# [Your goal]
Return all of the data exactly as written, without the pictures.

----- Records supplied -----

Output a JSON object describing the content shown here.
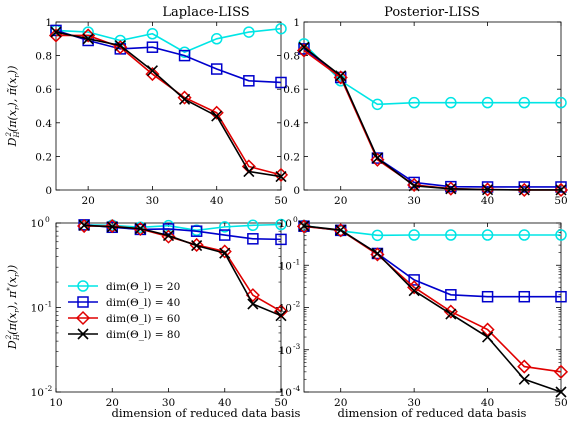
{
  "figure": {
    "xlabel": "dimension of reduced data basis",
    "ylabel_top": "D²_H(π(x_r), π̃(x_r))",
    "ylabel_bottom": "D²_H(π(x_r), π*(x_r))"
  },
  "legend": {
    "placement": "bottom-left of lower-left panel",
    "items": [
      {
        "label": "dim(Θ_l) = 20",
        "color": "#00e5e5",
        "marker": "circle"
      },
      {
        "label": "dim(Θ_l) = 40",
        "color": "#0000cc",
        "marker": "square"
      },
      {
        "label": "dim(Θ_l) = 60",
        "color": "#e00000",
        "marker": "diamond"
      },
      {
        "label": "dim(Θ_l) = 80",
        "color": "#000000",
        "marker": "x"
      }
    ]
  },
  "chart_data": [
    {
      "type": "line",
      "title": "Laplace-LISS",
      "yscale": "linear",
      "x": [
        15,
        20,
        25,
        30,
        35,
        40,
        45,
        50
      ],
      "xlim": [
        15,
        50
      ],
      "ylim": [
        0,
        1
      ],
      "xticks": [
        "20",
        "30",
        "40",
        "50"
      ],
      "yticks": [
        "0",
        "0.2",
        "0.4",
        "0.6",
        "0.8",
        "1"
      ],
      "series": [
        {
          "name": "dim(Θ_l) = 20",
          "values": [
            0.95,
            0.94,
            0.89,
            0.93,
            0.82,
            0.9,
            0.94,
            0.96
          ]
        },
        {
          "name": "dim(Θ_l) = 40",
          "values": [
            0.95,
            0.89,
            0.84,
            0.85,
            0.8,
            0.72,
            0.65,
            0.64
          ]
        },
        {
          "name": "dim(Θ_l) = 60",
          "values": [
            0.92,
            0.92,
            0.85,
            0.69,
            0.55,
            0.46,
            0.14,
            0.09
          ]
        },
        {
          "name": "dim(Θ_l) = 80",
          "values": [
            0.94,
            0.9,
            0.86,
            0.71,
            0.54,
            0.44,
            0.11,
            0.08
          ]
        }
      ]
    },
    {
      "type": "line",
      "title": "Posterior-LISS",
      "yscale": "linear",
      "x": [
        15,
        20,
        25,
        30,
        35,
        40,
        45,
        50
      ],
      "xlim": [
        15,
        50
      ],
      "ylim": [
        0,
        1
      ],
      "xticks": [
        "20",
        "30",
        "40",
        "50"
      ],
      "yticks": [
        "0",
        "0.2",
        "0.4",
        "0.6",
        "0.8",
        "1"
      ],
      "series": [
        {
          "name": "dim(Θ_l) = 20",
          "values": [
            0.87,
            0.65,
            0.51,
            0.52,
            0.52,
            0.52,
            0.52,
            0.52
          ]
        },
        {
          "name": "dim(Θ_l) = 40",
          "values": [
            0.84,
            0.67,
            0.19,
            0.045,
            0.02,
            0.018,
            0.018,
            0.018
          ]
        },
        {
          "name": "dim(Θ_l) = 60",
          "values": [
            0.83,
            0.67,
            0.18,
            0.03,
            0.008,
            0.003,
            0.0004,
            0.0003
          ]
        },
        {
          "name": "dim(Θ_l) = 80",
          "values": [
            0.85,
            0.68,
            0.19,
            0.025,
            0.007,
            0.002,
            0.0002,
            0.0001
          ]
        }
      ]
    },
    {
      "type": "line",
      "yscale": "log",
      "x": [
        15,
        20,
        25,
        30,
        35,
        40,
        45,
        50
      ],
      "xlim": [
        10,
        50
      ],
      "ylim": [
        0.01,
        1
      ],
      "xticks": [
        "10",
        "20",
        "30",
        "40",
        "50"
      ],
      "yticks": [
        {
          "base": "10",
          "exp": "-2"
        },
        {
          "base": "10",
          "exp": "-1"
        },
        {
          "base": "10",
          "exp": "0"
        }
      ],
      "series": [
        {
          "name": "dim(Θ_l) = 20",
          "values": [
            0.95,
            0.94,
            0.89,
            0.93,
            0.82,
            0.9,
            0.94,
            0.96
          ]
        },
        {
          "name": "dim(Θ_l) = 40",
          "values": [
            0.95,
            0.89,
            0.84,
            0.85,
            0.8,
            0.72,
            0.65,
            0.64
          ]
        },
        {
          "name": "dim(Θ_l) = 60",
          "values": [
            0.92,
            0.92,
            0.85,
            0.69,
            0.55,
            0.46,
            0.14,
            0.09
          ]
        },
        {
          "name": "dim(Θ_l) = 80",
          "values": [
            0.94,
            0.9,
            0.86,
            0.71,
            0.54,
            0.44,
            0.11,
            0.08
          ]
        }
      ]
    },
    {
      "type": "line",
      "yscale": "log",
      "x": [
        15,
        20,
        25,
        30,
        35,
        40,
        45,
        50
      ],
      "xlim": [
        15,
        50
      ],
      "ylim": [
        0.0001,
        1
      ],
      "xticks": [
        "20",
        "30",
        "40",
        "50"
      ],
      "yticks": [
        {
          "base": "10",
          "exp": "-4"
        },
        {
          "base": "10",
          "exp": "-3"
        },
        {
          "base": "10",
          "exp": "-2"
        },
        {
          "base": "10",
          "exp": "-1"
        },
        {
          "base": "10",
          "exp": "0"
        }
      ],
      "series": [
        {
          "name": "dim(Θ_l) = 20",
          "values": [
            0.87,
            0.65,
            0.51,
            0.52,
            0.52,
            0.52,
            0.52,
            0.52
          ]
        },
        {
          "name": "dim(Θ_l) = 40",
          "values": [
            0.84,
            0.67,
            0.19,
            0.045,
            0.02,
            0.018,
            0.018,
            0.018
          ]
        },
        {
          "name": "dim(Θ_l) = 60",
          "values": [
            0.83,
            0.67,
            0.18,
            0.03,
            0.008,
            0.003,
            0.0004,
            0.0003
          ]
        },
        {
          "name": "dim(Θ_l) = 80",
          "values": [
            0.85,
            0.68,
            0.19,
            0.025,
            0.007,
            0.002,
            0.0002,
            0.0001
          ]
        }
      ]
    }
  ]
}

-----

# [Completed exercise]
Output a JSON object describing the content shown here.
{
  "figure": {
    "xlabel": "dimension of reduced data basis",
    "ylabel_top": "D²_H(π(x_r), π̃(x_r))",
    "ylabel_bottom": "D²_H(π(x_r), π*(x_r))"
  },
  "legend": {
    "placement": "bottom-left of lower-left panel",
    "items": [
      {
        "label": "dim(Θ_l) = 20",
        "color": "#00e5e5",
        "marker": "circle"
      },
      {
        "label": "dim(Θ_l) = 40",
        "color": "#0000cc",
        "marker": "square"
      },
      {
        "label": "dim(Θ_l) = 60",
        "color": "#e00000",
        "marker": "diamond"
      },
      {
        "label": "dim(Θ_l) = 80",
        "color": "#000000",
        "marker": "x"
      }
    ]
  },
  "chart_data": [
    {
      "type": "line",
      "title": "Laplace-LISS",
      "yscale": "linear",
      "x": [
        15,
        20,
        25,
        30,
        35,
        40,
        45,
        50
      ],
      "xlim": [
        15,
        50
      ],
      "ylim": [
        0,
        1
      ],
      "xticks": [
        "20",
        "30",
        "40",
        "50"
      ],
      "yticks": [
        "0",
        "0.2",
        "0.4",
        "0.6",
        "0.8",
        "1"
      ],
      "series": [
        {
          "name": "dim(Θ_l) = 20",
          "values": [
            0.95,
            0.94,
            0.89,
            0.93,
            0.82,
            0.9,
            0.94,
            0.96
          ]
        },
        {
          "name": "dim(Θ_l) = 40",
          "values": [
            0.95,
            0.89,
            0.84,
            0.85,
            0.8,
            0.72,
            0.65,
            0.64
          ]
        },
        {
          "name": "dim(Θ_l) = 60",
          "values": [
            0.92,
            0.92,
            0.85,
            0.69,
            0.55,
            0.46,
            0.14,
            0.09
          ]
        },
        {
          "name": "dim(Θ_l) = 80",
          "values": [
            0.94,
            0.9,
            0.86,
            0.71,
            0.54,
            0.44,
            0.11,
            0.08
          ]
        }
      ]
    },
    {
      "type": "line",
      "title": "Posterior-LISS",
      "yscale": "linear",
      "x": [
        15,
        20,
        25,
        30,
        35,
        40,
        45,
        50
      ],
      "xlim": [
        15,
        50
      ],
      "ylim": [
        0,
        1
      ],
      "xticks": [
        "20",
        "30",
        "40",
        "50"
      ],
      "yticks": [
        "0",
        "0.2",
        "0.4",
        "0.6",
        "0.8",
        "1"
      ],
      "series": [
        {
          "name": "dim(Θ_l) = 20",
          "values": [
            0.87,
            0.65,
            0.51,
            0.52,
            0.52,
            0.52,
            0.52,
            0.52
          ]
        },
        {
          "name": "dim(Θ_l) = 40",
          "values": [
            0.84,
            0.67,
            0.19,
            0.045,
            0.02,
            0.018,
            0.018,
            0.018
          ]
        },
        {
          "name": "dim(Θ_l) = 60",
          "values": [
            0.83,
            0.67,
            0.18,
            0.03,
            0.008,
            0.003,
            0.0004,
            0.0003
          ]
        },
        {
          "name": "dim(Θ_l) = 80",
          "values": [
            0.85,
            0.68,
            0.19,
            0.025,
            0.007,
            0.002,
            0.0002,
            0.0001
          ]
        }
      ]
    },
    {
      "type": "line",
      "yscale": "log",
      "x": [
        15,
        20,
        25,
        30,
        35,
        40,
        45,
        50
      ],
      "xlim": [
        10,
        50
      ],
      "ylim": [
        0.01,
        1
      ],
      "xticks": [
        "10",
        "20",
        "30",
        "40",
        "50"
      ],
      "yticks": [
        {
          "base": "10",
          "exp": "-2"
        },
        {
          "base": "10",
          "exp": "-1"
        },
        {
          "base": "10",
          "exp": "0"
        }
      ],
      "series": [
        {
          "name": "dim(Θ_l) = 20",
          "values": [
            0.95,
            0.94,
            0.89,
            0.93,
            0.82,
            0.9,
            0.94,
            0.96
          ]
        },
        {
          "name": "dim(Θ_l) = 40",
          "values": [
            0.95,
            0.89,
            0.84,
            0.85,
            0.8,
            0.72,
            0.65,
            0.64
          ]
        },
        {
          "name": "dim(Θ_l) = 60",
          "values": [
            0.92,
            0.92,
            0.85,
            0.69,
            0.55,
            0.46,
            0.14,
            0.09
          ]
        },
        {
          "name": "dim(Θ_l) = 80",
          "values": [
            0.94,
            0.9,
            0.86,
            0.71,
            0.54,
            0.44,
            0.11,
            0.08
          ]
        }
      ]
    },
    {
      "type": "line",
      "yscale": "log",
      "x": [
        15,
        20,
        25,
        30,
        35,
        40,
        45,
        50
      ],
      "xlim": [
        15,
        50
      ],
      "ylim": [
        0.0001,
        1
      ],
      "xticks": [
        "20",
        "30",
        "40",
        "50"
      ],
      "yticks": [
        {
          "base": "10",
          "exp": "-4"
        },
        {
          "base": "10",
          "exp": "-3"
        },
        {
          "base": "10",
          "exp": "-2"
        },
        {
          "base": "10",
          "exp": "-1"
        },
        {
          "base": "10",
          "exp": "0"
        }
      ],
      "series": [
        {
          "name": "dim(Θ_l) = 20",
          "values": [
            0.87,
            0.65,
            0.51,
            0.52,
            0.52,
            0.52,
            0.52,
            0.52
          ]
        },
        {
          "name": "dim(Θ_l) = 40",
          "values": [
            0.84,
            0.67,
            0.19,
            0.045,
            0.02,
            0.018,
            0.018,
            0.018
          ]
        },
        {
          "name": "dim(Θ_l) = 60",
          "values": [
            0.83,
            0.67,
            0.18,
            0.03,
            0.008,
            0.003,
            0.0004,
            0.0003
          ]
        },
        {
          "name": "dim(Θ_l) = 80",
          "values": [
            0.85,
            0.68,
            0.19,
            0.025,
            0.007,
            0.002,
            0.0002,
            0.0001
          ]
        }
      ]
    }
  ]
}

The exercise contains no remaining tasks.